**TASK**. Here are some entries; quote each one exactly.

**THE RECORDS**.
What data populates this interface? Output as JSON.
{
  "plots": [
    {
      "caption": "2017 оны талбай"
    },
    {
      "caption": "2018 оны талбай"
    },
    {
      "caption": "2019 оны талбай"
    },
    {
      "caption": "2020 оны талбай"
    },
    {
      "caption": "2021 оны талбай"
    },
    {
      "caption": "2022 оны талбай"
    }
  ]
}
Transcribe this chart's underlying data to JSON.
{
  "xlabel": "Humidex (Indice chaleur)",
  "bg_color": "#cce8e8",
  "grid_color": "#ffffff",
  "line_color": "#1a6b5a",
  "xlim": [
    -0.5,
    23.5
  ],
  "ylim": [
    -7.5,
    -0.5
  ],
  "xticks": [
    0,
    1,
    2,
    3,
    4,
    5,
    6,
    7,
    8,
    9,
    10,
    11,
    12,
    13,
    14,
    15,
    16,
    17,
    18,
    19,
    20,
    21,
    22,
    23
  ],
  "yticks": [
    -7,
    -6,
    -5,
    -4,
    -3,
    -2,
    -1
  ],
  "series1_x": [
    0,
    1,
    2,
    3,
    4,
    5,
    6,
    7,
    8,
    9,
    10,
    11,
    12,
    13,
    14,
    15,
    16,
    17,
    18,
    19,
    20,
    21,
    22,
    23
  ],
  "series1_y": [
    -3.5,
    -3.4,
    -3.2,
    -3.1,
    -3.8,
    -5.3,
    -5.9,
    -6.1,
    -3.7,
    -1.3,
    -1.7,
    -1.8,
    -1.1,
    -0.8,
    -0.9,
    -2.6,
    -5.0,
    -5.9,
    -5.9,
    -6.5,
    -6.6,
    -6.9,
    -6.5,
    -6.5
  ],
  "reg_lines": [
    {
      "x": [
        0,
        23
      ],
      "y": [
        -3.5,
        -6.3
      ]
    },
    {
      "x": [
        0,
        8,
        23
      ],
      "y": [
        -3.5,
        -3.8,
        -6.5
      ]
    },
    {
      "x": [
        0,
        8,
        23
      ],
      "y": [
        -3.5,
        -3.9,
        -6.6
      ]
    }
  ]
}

**SOLUTION**.
What data populates this interface? Output as JSON.
{
  "plots": [
    {
      "caption": "2017 оны талбай"
    },
    {
      "caption": "2018 оны талбай"
    },
    {
      "caption": "2019 оны талбай"
    },
    {
      "caption": "2020 оны талбай"
    },
    {
      "caption": "2021 оны талбай"
    },
    {
      "caption": "2022 оны талбай"
    }
  ]
}
Transcribe this chart's underlying data to JSON.
{
  "xlabel": "Humidex (Indice chaleur)",
  "bg_color": "#cce8e8",
  "grid_color": "#ffffff",
  "line_color": "#1a6b5a",
  "xlim": [
    -0.5,
    23.5
  ],
  "ylim": [
    -7.5,
    -0.5
  ],
  "xticks": [
    0,
    1,
    2,
    3,
    4,
    5,
    6,
    7,
    8,
    9,
    10,
    11,
    12,
    13,
    14,
    15,
    16,
    17,
    18,
    19,
    20,
    21,
    22,
    23
  ],
  "yticks": [
    -7,
    -6,
    -5,
    -4,
    -3,
    -2,
    -1
  ],
  "series1_x": [
    0,
    1,
    2,
    3,
    4,
    5,
    6,
    7,
    8,
    9,
    10,
    11,
    12,
    13,
    14,
    15,
    16,
    17,
    18,
    19,
    20,
    21,
    22,
    23
  ],
  "series1_y": [
    -3.5,
    -3.4,
    -3.2,
    -3.1,
    -3.8,
    -5.3,
    -5.9,
    -6.1,
    -3.7,
    -1.3,
    -1.7,
    -1.8,
    -1.1,
    -0.8,
    -0.9,
    -2.6,
    -5.0,
    -5.9,
    -5.9,
    -6.5,
    -6.6,
    -6.9,
    -6.5,
    -6.5
  ],
  "reg_lines": [
    {
      "x": [
        0,
        23
      ],
      "y": [
        -3.5,
        -6.3
      ]
    },
    {
      "x": [
        0,
        8,
        23
      ],
      "y": [
        -3.5,
        -3.8,
        -6.5
      ]
    },
    {
      "x": [
        0,
        8,
        23
      ],
      "y": [
        -3.5,
        -3.9,
        -6.6
      ]
    }
  ]
}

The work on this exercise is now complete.